GIVEN REQUEST. Write out exactly, with no other output, the lines below from the one that contains "Extract all readable text from this page." through the end.

DATA SUPPLIED.
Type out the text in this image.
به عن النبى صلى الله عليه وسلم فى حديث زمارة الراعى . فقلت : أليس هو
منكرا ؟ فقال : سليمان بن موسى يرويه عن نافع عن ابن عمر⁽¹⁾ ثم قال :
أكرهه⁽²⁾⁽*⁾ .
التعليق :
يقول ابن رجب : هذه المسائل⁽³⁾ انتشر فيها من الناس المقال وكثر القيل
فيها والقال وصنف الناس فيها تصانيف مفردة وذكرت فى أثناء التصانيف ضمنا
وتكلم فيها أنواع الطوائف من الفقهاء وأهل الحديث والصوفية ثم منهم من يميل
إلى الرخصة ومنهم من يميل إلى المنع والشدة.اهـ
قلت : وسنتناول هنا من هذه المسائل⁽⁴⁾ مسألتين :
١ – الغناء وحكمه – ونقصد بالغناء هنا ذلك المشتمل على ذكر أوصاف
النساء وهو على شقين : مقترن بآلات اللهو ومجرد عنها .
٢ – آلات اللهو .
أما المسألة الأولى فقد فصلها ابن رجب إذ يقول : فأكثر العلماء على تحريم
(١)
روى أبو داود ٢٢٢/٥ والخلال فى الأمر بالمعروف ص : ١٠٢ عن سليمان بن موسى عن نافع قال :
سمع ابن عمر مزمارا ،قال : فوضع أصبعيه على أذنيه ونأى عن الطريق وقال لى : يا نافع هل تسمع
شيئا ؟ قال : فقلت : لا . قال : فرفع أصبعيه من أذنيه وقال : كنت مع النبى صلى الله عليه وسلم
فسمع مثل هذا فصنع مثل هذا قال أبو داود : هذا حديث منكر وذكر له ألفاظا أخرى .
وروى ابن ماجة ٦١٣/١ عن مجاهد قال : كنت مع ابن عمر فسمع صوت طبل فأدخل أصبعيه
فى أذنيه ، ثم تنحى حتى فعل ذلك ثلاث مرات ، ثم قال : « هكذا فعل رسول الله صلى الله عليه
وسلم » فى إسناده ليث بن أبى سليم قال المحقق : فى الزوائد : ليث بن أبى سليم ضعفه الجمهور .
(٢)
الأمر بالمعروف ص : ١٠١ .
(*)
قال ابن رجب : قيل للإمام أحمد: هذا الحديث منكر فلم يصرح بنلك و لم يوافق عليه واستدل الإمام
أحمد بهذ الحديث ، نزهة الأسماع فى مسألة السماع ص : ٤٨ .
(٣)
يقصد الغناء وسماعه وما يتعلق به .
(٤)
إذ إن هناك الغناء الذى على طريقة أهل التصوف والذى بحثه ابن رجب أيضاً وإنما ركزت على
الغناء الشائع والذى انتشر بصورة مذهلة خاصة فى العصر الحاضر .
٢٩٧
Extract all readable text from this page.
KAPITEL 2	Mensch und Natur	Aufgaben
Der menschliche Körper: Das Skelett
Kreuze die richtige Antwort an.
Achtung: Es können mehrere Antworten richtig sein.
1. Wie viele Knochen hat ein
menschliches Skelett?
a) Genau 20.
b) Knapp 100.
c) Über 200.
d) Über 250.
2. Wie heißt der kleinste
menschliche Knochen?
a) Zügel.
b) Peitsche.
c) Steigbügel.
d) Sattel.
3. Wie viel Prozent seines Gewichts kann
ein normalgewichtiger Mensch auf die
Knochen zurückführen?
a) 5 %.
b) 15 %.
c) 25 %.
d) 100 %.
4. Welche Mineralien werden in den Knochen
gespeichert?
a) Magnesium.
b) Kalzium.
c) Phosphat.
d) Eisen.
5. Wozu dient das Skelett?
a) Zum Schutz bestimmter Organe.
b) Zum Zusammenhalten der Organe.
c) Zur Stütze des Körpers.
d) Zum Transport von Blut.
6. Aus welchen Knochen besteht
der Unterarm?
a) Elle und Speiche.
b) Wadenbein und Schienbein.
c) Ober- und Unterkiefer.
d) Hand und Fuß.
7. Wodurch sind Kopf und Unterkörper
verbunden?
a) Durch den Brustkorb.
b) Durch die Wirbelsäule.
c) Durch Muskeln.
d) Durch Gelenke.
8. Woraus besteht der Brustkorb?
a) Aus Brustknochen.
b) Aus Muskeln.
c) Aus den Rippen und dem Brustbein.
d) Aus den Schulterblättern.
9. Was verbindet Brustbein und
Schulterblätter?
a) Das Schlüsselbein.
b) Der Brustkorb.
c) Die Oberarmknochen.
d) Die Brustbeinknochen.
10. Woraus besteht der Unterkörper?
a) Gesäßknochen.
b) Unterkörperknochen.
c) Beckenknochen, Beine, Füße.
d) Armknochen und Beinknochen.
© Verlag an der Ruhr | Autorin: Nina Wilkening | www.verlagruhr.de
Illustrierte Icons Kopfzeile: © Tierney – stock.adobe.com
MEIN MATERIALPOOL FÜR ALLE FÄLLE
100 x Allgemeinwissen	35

TASK RESULT.
Extract all readable text from this page.
KAPITEL 2	Mensch und Natur	Aufgaben
Der menschliche Körper: Das Skelett
Kreuze die richtige Antwort an.
Achtung: Es können mehrere Antworten richtig sein.
1. Wie viele Knochen hat ein
menschliches Skelett?
a) Genau 20.
b) Knapp 100.
c) Über 200.
d) Über 250.
2. Wie heißt der kleinste
menschliche Knochen?
a) Zügel.
b) Peitsche.
c) Steigbügel.
d) Sattel.
3. Wie viel Prozent seines Gewichts kann
ein normalgewichtiger Mensch auf die
Knochen zurückführen?
a) 5 %.
b) 15 %.
c) 25 %.
d) 100 %.
4. Welche Mineralien werden in den Knochen
gespeichert?
a) Magnesium.
b) Kalzium.
c) Phosphat.
d) Eisen.
5. Wozu dient das Skelett?
a) Zum Schutz bestimmter Organe.
b) Zum Zusammenhalten der Organe.
c) Zur Stütze des Körpers.
d) Zum Transport von Blut.
6. Aus welchen Knochen besteht
der Unterarm?
a) Elle und Speiche.
b) Wadenbein und Schienbein.
c) Ober- und Unterkiefer.
d) Hand und Fuß.
7. Wodurch sind Kopf und Unterkörper
verbunden?
a) Durch den Brustkorb.
b) Durch die Wirbelsäule.
c) Durch Muskeln.
d) Durch Gelenke.
8. Woraus besteht der Brustkorb?
a) Aus Brustknochen.
b) Aus Muskeln.
c) Aus den Rippen und dem Brustbein.
d) Aus den Schulterblättern.
9. Was verbindet Brustbein und
Schulterblätter?
a) Das Schlüsselbein.
b) Der Brustkorb.
c) Die Oberarmknochen.
d) Die Brustbeinknochen.
10. Woraus besteht der Unterkörper?
a) Gesäßknochen.
b) Unterkörperknochen.
c) Beckenknochen, Beine, Füße.
d) Armknochen und Beinknochen.
© Verlag an der Ruhr | Autorin: Nina Wilkening | www.verlagruhr.de
Illustrierte Icons Kopfzeile: © Tierney – stock.adobe.com
MEIN MATERIALPOOL FÜR ALLE FÄLLE
100 x Allgemeinwissen	35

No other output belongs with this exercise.